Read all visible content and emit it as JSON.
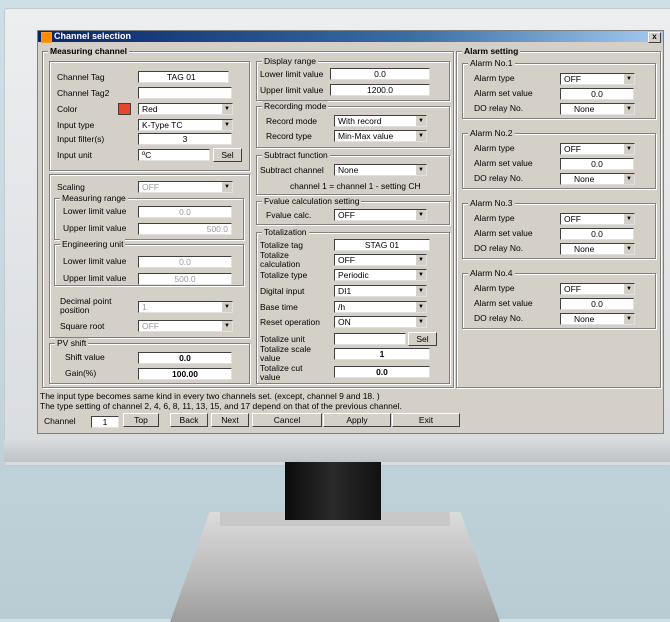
{
  "window": {
    "title": "Channel selection",
    "close": "x"
  },
  "measuring": {
    "heading": "Measuring channel",
    "channel_tag_label": "Channel Tag",
    "channel_tag": "TAG 01",
    "channel_tag2_label": "Channel Tag2",
    "channel_tag2": "",
    "color_label": "Color",
    "color": "Red",
    "color_hex": "#e8452c",
    "input_type_label": "Input type",
    "input_type": "K-Type TC",
    "input_filter_label": "Input filter(s)",
    "input_filter": "3",
    "input_unit_label": "Input unit",
    "input_unit": "ºC",
    "sel": "Sel",
    "scaling_label": "Scaling",
    "scaling": "OFF",
    "measuring_range_legend": "Measuring range",
    "mr_lower_label": "Lower limit value",
    "mr_lower": "0.0",
    "mr_upper_label": "Upper limit value",
    "mr_upper": "500.0",
    "eng_unit_legend": "Engineering unit",
    "eu_lower_label": "Lower limit value",
    "eu_lower": "0.0",
    "eu_upper_label": "Upper limit value",
    "eu_upper": "500.0",
    "decimal_label": "Decimal point position",
    "decimal": "1",
    "sqrt_label": "Square root",
    "sqrt": "OFF",
    "pv_shift_legend": "PV shift",
    "shift_label": "Shift value",
    "shift": "0.0",
    "gain_label": "Gain(%)",
    "gain": "100.00"
  },
  "display": {
    "legend": "Display range",
    "lower_label": "Lower limit value",
    "lower": "0.0",
    "upper_label": "Upper limit value",
    "upper": "1200.0"
  },
  "recording": {
    "legend": "Recording mode",
    "mode_label": "Record mode",
    "mode": "With record",
    "type_label": "Record type",
    "type": "Min-Max value"
  },
  "subtract": {
    "legend": "Subtract function",
    "channel_label": "Subtract channel",
    "channel": "None",
    "note": "channel 1 = channel 1 - setting CH"
  },
  "fvalue": {
    "legend": "Fvalue calculation setting",
    "calc_label": "Fvalue calc.",
    "calc": "OFF"
  },
  "totalization": {
    "legend": "Totalization",
    "tag_label": "Totalize tag",
    "tag": "STAG 01",
    "calc_label": "Totalize calculation",
    "calc": "OFF",
    "type_label": "Totalize type",
    "type": "Periodic",
    "din_label": "Digital input",
    "din": "DI1",
    "base_label": "Base time",
    "base": "/h",
    "reset_label": "Reset operation",
    "reset": "ON",
    "unit_label": "Totalize unit",
    "unit": "",
    "sel": "Sel",
    "scale_label": "Totalize scale value",
    "scale": "1",
    "cut_label": "Totalize cut value",
    "cut": "0.0"
  },
  "alarm": {
    "heading": "Alarm setting",
    "type_label": "Alarm type",
    "set_label": "Alarm set value",
    "relay_label": "DO relay No.",
    "items": [
      {
        "legend": "Alarm No.1",
        "type": "OFF",
        "set": "0.0",
        "relay": "None"
      },
      {
        "legend": "Alarm No.2",
        "type": "OFF",
        "set": "0.0",
        "relay": "None"
      },
      {
        "legend": "Alarm No.3",
        "type": "OFF",
        "set": "0.0",
        "relay": "None"
      },
      {
        "legend": "Alarm No.4",
        "type": "OFF",
        "set": "0.0",
        "relay": "None"
      }
    ]
  },
  "footer": {
    "note1": "The input type becomes same kind in every two channels set. (except, channel 9 and 18. )",
    "note2": "The type setting of channel 2, 4, 6, 8, 11, 13, 15, and 17 depend on that of the previous channel.",
    "channel_label": "Channel",
    "channel": "1",
    "top": "Top",
    "back": "Back",
    "next": "Next",
    "cancel": "Cancel",
    "apply": "Apply",
    "exit": "Exit"
  }
}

**PROBLEM STATEMENT:** The records above should be reproduced exactly, with no pictures included.

**COMPLETE OUTPUT:**
Read all visible content and emit it as JSON.
{
  "window": {
    "title": "Channel selection",
    "close": "x"
  },
  "measuring": {
    "heading": "Measuring channel",
    "channel_tag_label": "Channel Tag",
    "channel_tag": "TAG 01",
    "channel_tag2_label": "Channel Tag2",
    "channel_tag2": "",
    "color_label": "Color",
    "color": "Red",
    "color_hex": "#e8452c",
    "input_type_label": "Input type",
    "input_type": "K-Type TC",
    "input_filter_label": "Input filter(s)",
    "input_filter": "3",
    "input_unit_label": "Input unit",
    "input_unit": "ºC",
    "sel": "Sel",
    "scaling_label": "Scaling",
    "scaling": "OFF",
    "measuring_range_legend": "Measuring range",
    "mr_lower_label": "Lower limit value",
    "mr_lower": "0.0",
    "mr_upper_label": "Upper limit value",
    "mr_upper": "500.0",
    "eng_unit_legend": "Engineering unit",
    "eu_lower_label": "Lower limit value",
    "eu_lower": "0.0",
    "eu_upper_label": "Upper limit value",
    "eu_upper": "500.0",
    "decimal_label": "Decimal point position",
    "decimal": "1",
    "sqrt_label": "Square root",
    "sqrt": "OFF",
    "pv_shift_legend": "PV shift",
    "shift_label": "Shift value",
    "shift": "0.0",
    "gain_label": "Gain(%)",
    "gain": "100.00"
  },
  "display": {
    "legend": "Display range",
    "lower_label": "Lower limit value",
    "lower": "0.0",
    "upper_label": "Upper limit value",
    "upper": "1200.0"
  },
  "recording": {
    "legend": "Recording mode",
    "mode_label": "Record mode",
    "mode": "With record",
    "type_label": "Record type",
    "type": "Min-Max value"
  },
  "subtract": {
    "legend": "Subtract function",
    "channel_label": "Subtract channel",
    "channel": "None",
    "note": "channel 1 = channel 1 - setting CH"
  },
  "fvalue": {
    "legend": "Fvalue calculation setting",
    "calc_label": "Fvalue calc.",
    "calc": "OFF"
  },
  "totalization": {
    "legend": "Totalization",
    "tag_label": "Totalize tag",
    "tag": "STAG 01",
    "calc_label": "Totalize calculation",
    "calc": "OFF",
    "type_label": "Totalize type",
    "type": "Periodic",
    "din_label": "Digital input",
    "din": "DI1",
    "base_label": "Base time",
    "base": "/h",
    "reset_label": "Reset operation",
    "reset": "ON",
    "unit_label": "Totalize unit",
    "unit": "",
    "sel": "Sel",
    "scale_label": "Totalize scale value",
    "scale": "1",
    "cut_label": "Totalize cut value",
    "cut": "0.0"
  },
  "alarm": {
    "heading": "Alarm setting",
    "type_label": "Alarm type",
    "set_label": "Alarm set value",
    "relay_label": "DO relay No.",
    "items": [
      {
        "legend": "Alarm No.1",
        "type": "OFF",
        "set": "0.0",
        "relay": "None"
      },
      {
        "legend": "Alarm No.2",
        "type": "OFF",
        "set": "0.0",
        "relay": "None"
      },
      {
        "legend": "Alarm No.3",
        "type": "OFF",
        "set": "0.0",
        "relay": "None"
      },
      {
        "legend": "Alarm No.4",
        "type": "OFF",
        "set": "0.0",
        "relay": "None"
      }
    ]
  },
  "footer": {
    "note1": "The input type becomes same kind in every two channels set. (except, channel 9 and 18. )",
    "note2": "The type setting of channel 2, 4, 6, 8, 11, 13, 15, and 17 depend on that of the previous channel.",
    "channel_label": "Channel",
    "channel": "1",
    "top": "Top",
    "back": "Back",
    "next": "Next",
    "cancel": "Cancel",
    "apply": "Apply",
    "exit": "Exit"
  }
}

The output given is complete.